Problem to solve
Return each line of the listing below, unchanged, and omit the images.

>> begin

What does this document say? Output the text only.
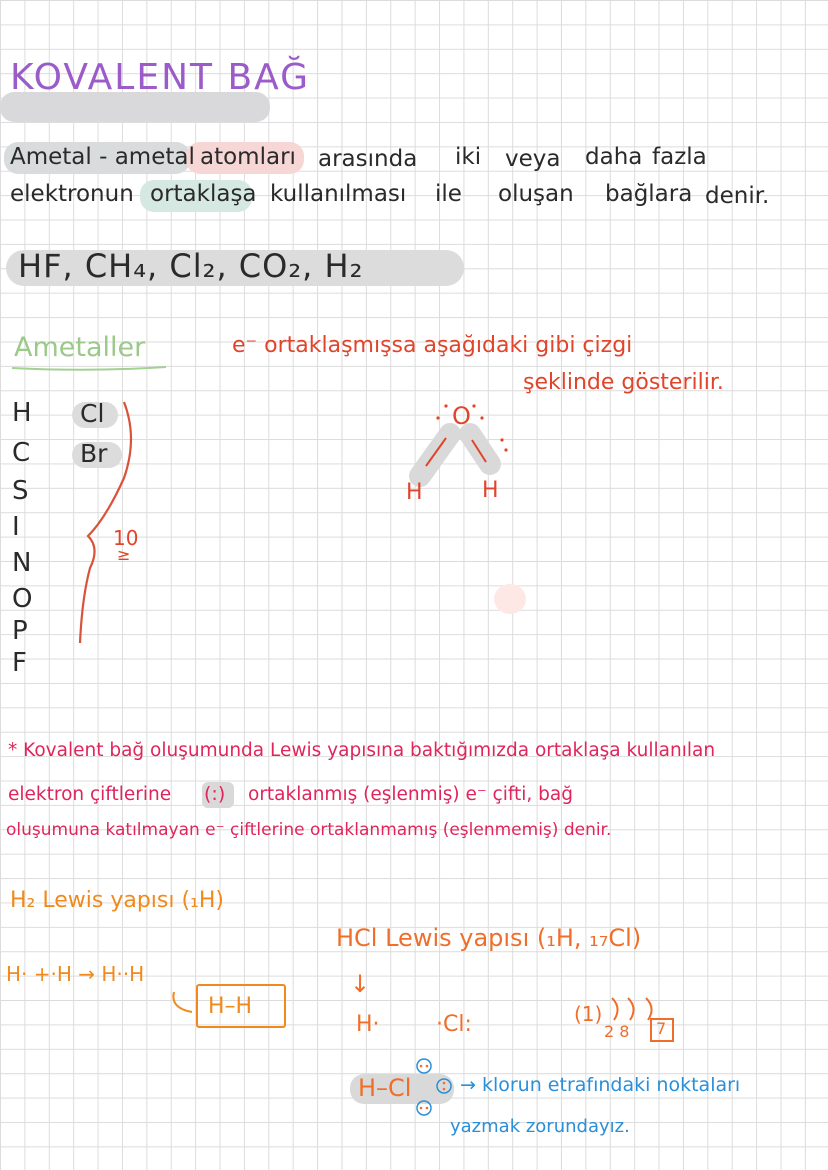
KOVALENT BAĞ
Ametal - ametal atomları arasında iki veya daha fazla
elektronun ortaklaşa kullanılması ile oluşan bağlara denir.
HF, CH₄, Cl₂, CO₂, H₂
Ametaller	e⁻ ortaklaşmışsa aşağıdaki gibi çizgi
şeklinde gösterilir.
H
C
S
I
N
O
P
F
Cl
Br
10
≥
O
H	H
* Kovalent bağ oluşumunda Lewis yapısına baktığımızda ortaklaşa kullanılan
elektron çiftlerine (:) ortaklanmış (eşlenmiş) e⁻ çifti, bağ
oluşumuna katılmayan e⁻ çiftlerine ortaklanmamış (eşlenmemiş) denir.
H₂ Lewis yapısı (₁H)
H· +·H → H··H
H–H
HCl Lewis yapısı (₁H, ₁₇Cl)
↓
H·	·Cl:	(1)
2 8 7
H–Cl	→ klorun etrafındaki noktaları
yazmak zorundayız.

>> end

Written solution
What does this document say? Output the text only.
KOVALENT BAĞ
Ametal - ametal atomları arasında iki veya daha fazla
elektronun ortaklaşa kullanılması ile oluşan bağlara denir.
HF, CH₄, Cl₂, CO₂, H₂
Ametaller	e⁻ ortaklaşmışsa aşağıdaki gibi çizgi
şeklinde gösterilir.
H
C
S
I
N
O
P
F
Cl
Br
10
≥
O
H	H
* Kovalent bağ oluşumunda Lewis yapısına baktığımızda ortaklaşa kullanılan
elektron çiftlerine (:) ortaklanmış (eşlenmiş) e⁻ çifti, bağ
oluşumuna katılmayan e⁻ çiftlerine ortaklanmamış (eşlenmemiş) denir.
H₂ Lewis yapısı (₁H)
H· +·H → H··H
H–H
HCl Lewis yapısı (₁H, ₁₇Cl)
↓
H·	·Cl:	(1)
2 8 7
H–Cl	→ klorun etrafındaki noktaları
yazmak zorundayız.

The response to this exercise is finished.